GIVEN EXERCISE
Keep only the lines of the data below that contain "Bauteile", and copy them.

INFORMATION SUPPLIED
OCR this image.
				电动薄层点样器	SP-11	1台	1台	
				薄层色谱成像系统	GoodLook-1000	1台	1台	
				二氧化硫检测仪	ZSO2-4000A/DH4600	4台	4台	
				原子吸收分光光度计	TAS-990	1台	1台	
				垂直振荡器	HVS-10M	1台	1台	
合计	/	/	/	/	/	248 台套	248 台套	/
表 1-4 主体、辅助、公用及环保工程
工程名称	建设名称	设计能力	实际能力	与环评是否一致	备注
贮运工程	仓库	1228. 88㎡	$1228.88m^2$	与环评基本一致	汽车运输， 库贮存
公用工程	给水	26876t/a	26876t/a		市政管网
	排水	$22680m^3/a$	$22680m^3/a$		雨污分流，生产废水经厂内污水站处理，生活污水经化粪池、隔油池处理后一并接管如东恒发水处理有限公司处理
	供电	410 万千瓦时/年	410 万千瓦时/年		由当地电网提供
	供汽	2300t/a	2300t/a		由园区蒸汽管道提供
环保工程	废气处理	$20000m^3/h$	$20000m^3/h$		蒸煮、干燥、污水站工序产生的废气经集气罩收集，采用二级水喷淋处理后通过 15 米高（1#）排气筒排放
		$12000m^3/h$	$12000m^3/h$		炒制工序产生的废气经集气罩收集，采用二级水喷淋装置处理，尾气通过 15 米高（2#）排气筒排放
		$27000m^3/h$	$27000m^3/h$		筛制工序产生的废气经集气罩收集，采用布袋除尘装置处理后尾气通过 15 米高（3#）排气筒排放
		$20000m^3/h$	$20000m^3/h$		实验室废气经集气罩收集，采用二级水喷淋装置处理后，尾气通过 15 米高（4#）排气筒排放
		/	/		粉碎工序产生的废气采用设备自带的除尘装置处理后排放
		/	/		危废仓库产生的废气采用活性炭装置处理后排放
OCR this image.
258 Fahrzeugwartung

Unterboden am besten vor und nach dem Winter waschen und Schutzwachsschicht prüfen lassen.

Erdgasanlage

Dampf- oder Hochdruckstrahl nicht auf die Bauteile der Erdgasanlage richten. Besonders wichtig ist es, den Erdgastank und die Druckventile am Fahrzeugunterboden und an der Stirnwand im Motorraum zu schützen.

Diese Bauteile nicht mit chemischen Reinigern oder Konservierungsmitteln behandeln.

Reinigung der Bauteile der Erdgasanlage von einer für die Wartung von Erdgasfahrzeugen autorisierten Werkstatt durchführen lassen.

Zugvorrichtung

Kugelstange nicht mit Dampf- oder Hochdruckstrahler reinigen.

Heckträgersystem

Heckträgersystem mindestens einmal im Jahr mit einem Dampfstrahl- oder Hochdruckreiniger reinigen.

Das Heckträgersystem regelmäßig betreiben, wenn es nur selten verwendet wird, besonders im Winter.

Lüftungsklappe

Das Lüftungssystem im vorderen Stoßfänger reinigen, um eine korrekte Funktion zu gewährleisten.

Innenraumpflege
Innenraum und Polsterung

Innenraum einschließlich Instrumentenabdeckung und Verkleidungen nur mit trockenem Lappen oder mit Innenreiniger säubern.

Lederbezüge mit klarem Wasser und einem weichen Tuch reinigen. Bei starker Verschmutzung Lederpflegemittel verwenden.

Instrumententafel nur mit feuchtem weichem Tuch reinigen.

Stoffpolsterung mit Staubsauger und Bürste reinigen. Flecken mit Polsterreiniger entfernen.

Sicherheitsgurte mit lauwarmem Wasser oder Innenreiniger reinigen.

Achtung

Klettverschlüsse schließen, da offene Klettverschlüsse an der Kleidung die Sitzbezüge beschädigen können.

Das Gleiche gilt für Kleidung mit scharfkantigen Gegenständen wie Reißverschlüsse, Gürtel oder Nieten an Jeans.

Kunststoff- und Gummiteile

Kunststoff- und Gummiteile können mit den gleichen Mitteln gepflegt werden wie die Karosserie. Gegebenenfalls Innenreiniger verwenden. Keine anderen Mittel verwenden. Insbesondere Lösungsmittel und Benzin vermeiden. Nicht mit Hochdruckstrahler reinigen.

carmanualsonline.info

RESULT OF THIS TASK
Dampf- oder Hochdruckstrahl nicht auf die Bauteile der Erdgasanlage richten. Besonders wichtig ist es, den Erdgastank und die Druckventile am Fahrzeugunterboden und an der Stirnwand im Motorraum zu schützen.
Diese Bauteile nicht mit chemischen Reinigern oder Konservierungsmitteln behandeln.
Reinigung der Bauteile der Erdgasanlage von einer für die Wartung von Erdgasfahrzeugen autorisierten Werkstatt durchführen lassen.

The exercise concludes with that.